◆ ENTRIES:
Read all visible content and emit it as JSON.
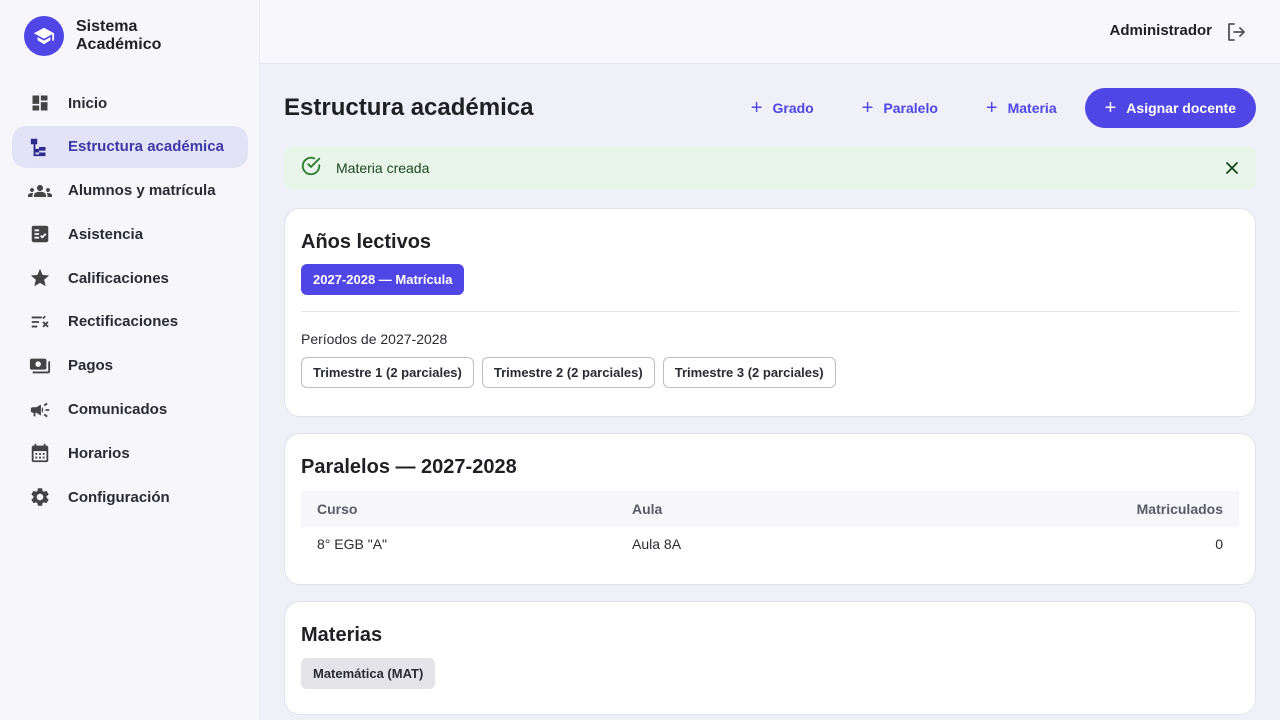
{
  "brand": {
    "name": "Sistema Académico"
  },
  "sidebar": {
    "items": [
      {
        "label": "Inicio",
        "icon": "dashboard-icon",
        "active": false
      },
      {
        "label": "Estructura académica",
        "icon": "hierarchy-icon",
        "active": true
      },
      {
        "label": "Alumnos y matrícula",
        "icon": "people-icon",
        "active": false
      },
      {
        "label": "Asistencia",
        "icon": "checklist-icon",
        "active": false
      },
      {
        "label": "Calificaciones",
        "icon": "star-icon",
        "active": false
      },
      {
        "label": "Rectificaciones",
        "icon": "edit-list-icon",
        "active": false
      },
      {
        "label": "Pagos",
        "icon": "payments-icon",
        "active": false
      },
      {
        "label": "Comunicados",
        "icon": "megaphone-icon",
        "active": false
      },
      {
        "label": "Horarios",
        "icon": "calendar-icon",
        "active": false
      },
      {
        "label": "Configuración",
        "icon": "gear-icon",
        "active": false
      }
    ]
  },
  "topbar": {
    "user": "Administrador"
  },
  "page": {
    "title": "Estructura académica"
  },
  "actions": {
    "grado": "Grado",
    "paralelo": "Paralelo",
    "materia": "Materia",
    "asignar": "Asignar docente"
  },
  "alert": {
    "message": "Materia creada"
  },
  "anios": {
    "title": "Años lectivos",
    "selected": "2027-2028 — Matrícula",
    "periodos_label": "Períodos de 2027-2028",
    "periodos": [
      "Trimestre 1 (2 parciales)",
      "Trimestre 2 (2 parciales)",
      "Trimestre 3 (2 parciales)"
    ]
  },
  "paralelos": {
    "title": "Paralelos — 2027-2028",
    "columns": [
      "Curso",
      "Aula",
      "Matriculados"
    ],
    "rows": [
      {
        "curso": "8° EGB \"A\"",
        "aula": "Aula 8A",
        "matriculados": "0"
      }
    ]
  },
  "materias": {
    "title": "Materias",
    "items": [
      "Matemática (MAT)"
    ]
  },
  "colors": {
    "accent": "#4f46e5",
    "active_bg": "#e3e3f8",
    "success_bg": "#e8f5e9",
    "success": "#2e7d32"
  }
}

◆ WHAT YOU HAVE TO DO:
Using the listing above, gather each line that holds the string "académica" and copy it.

◆ OUTPUT FOR THIS TASK:
        "label": "Estructura académica",
    "title": "Estructura académica"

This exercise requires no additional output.